Directions: Keep every line where the word "data" appears; drop the rest.

Records supplied:
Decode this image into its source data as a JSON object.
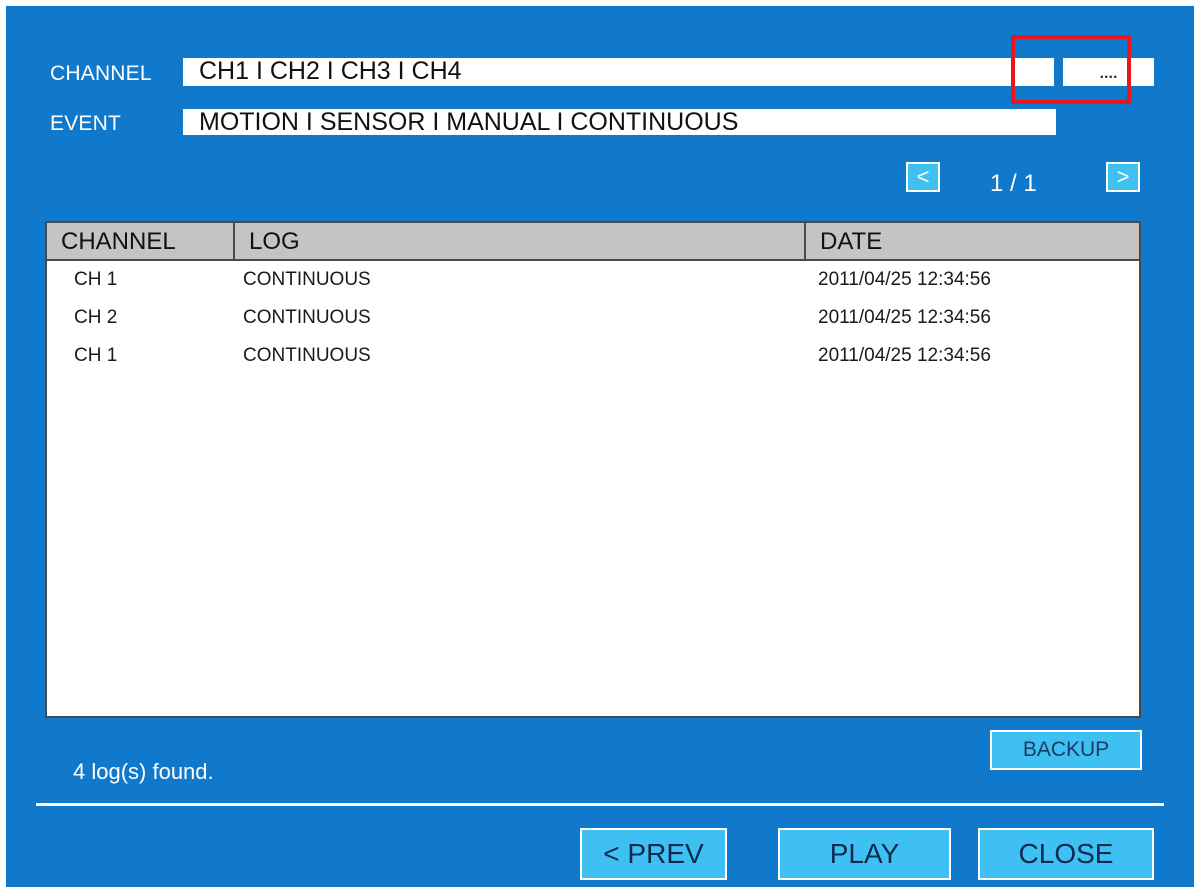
{
  "filters": {
    "channel_label": "CHANNEL",
    "channel_value": "CH1 I CH2 I  CH3 I CH4",
    "event_label": "EVENT",
    "event_value": "MOTION I SENSOR I  MANUAL I CONTINUOUS",
    "more_button": "...."
  },
  "pagination": {
    "prev": "<",
    "indicator": "1 / 1",
    "next": ">"
  },
  "table": {
    "headers": [
      "CHANNEL",
      "LOG",
      "DATE"
    ],
    "rows": [
      {
        "channel": "CH 1",
        "log": "CONTINUOUS",
        "date": "2011/04/25  12:34:56"
      },
      {
        "channel": "CH 2",
        "log": "CONTINUOUS",
        "date": "2011/04/25  12:34:56"
      },
      {
        "channel": "CH 1",
        "log": "CONTINUOUS",
        "date": "2011/04/25  12:34:56"
      }
    ]
  },
  "status": "4 log(s) found.",
  "buttons": {
    "backup": "BACKUP",
    "prev": "< PREV",
    "play": "PLAY",
    "close": "CLOSE"
  },
  "colors": {
    "panel": "#1179cc",
    "button": "#3fc0f2",
    "header_bg": "#c4c4c4",
    "highlight": "#e8171c"
  }
}
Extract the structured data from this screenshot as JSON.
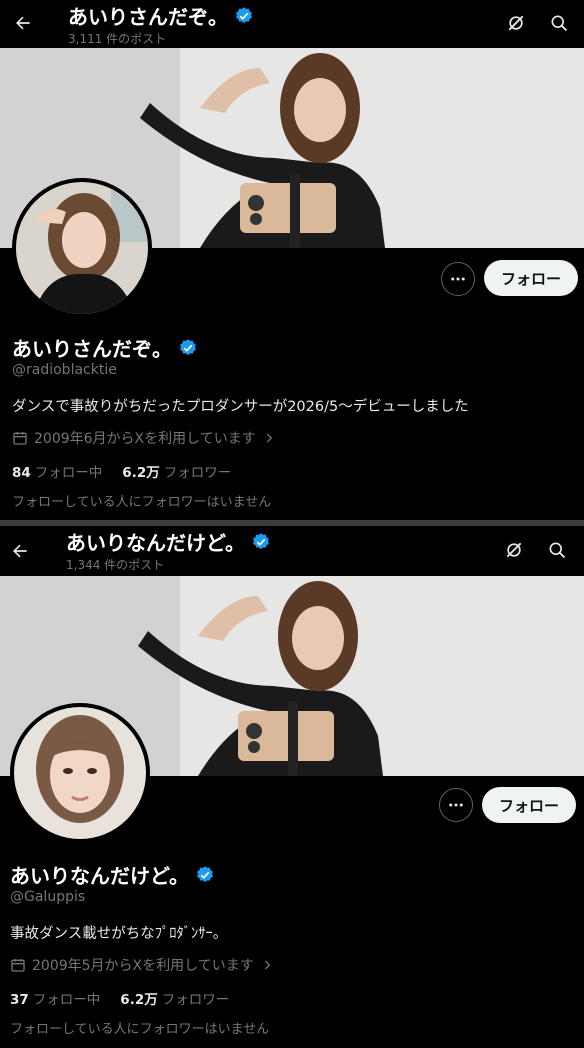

Answer for the task:
Decode this image into its source data as a JSON object.
Extract the structured data from this screenshot as JSON.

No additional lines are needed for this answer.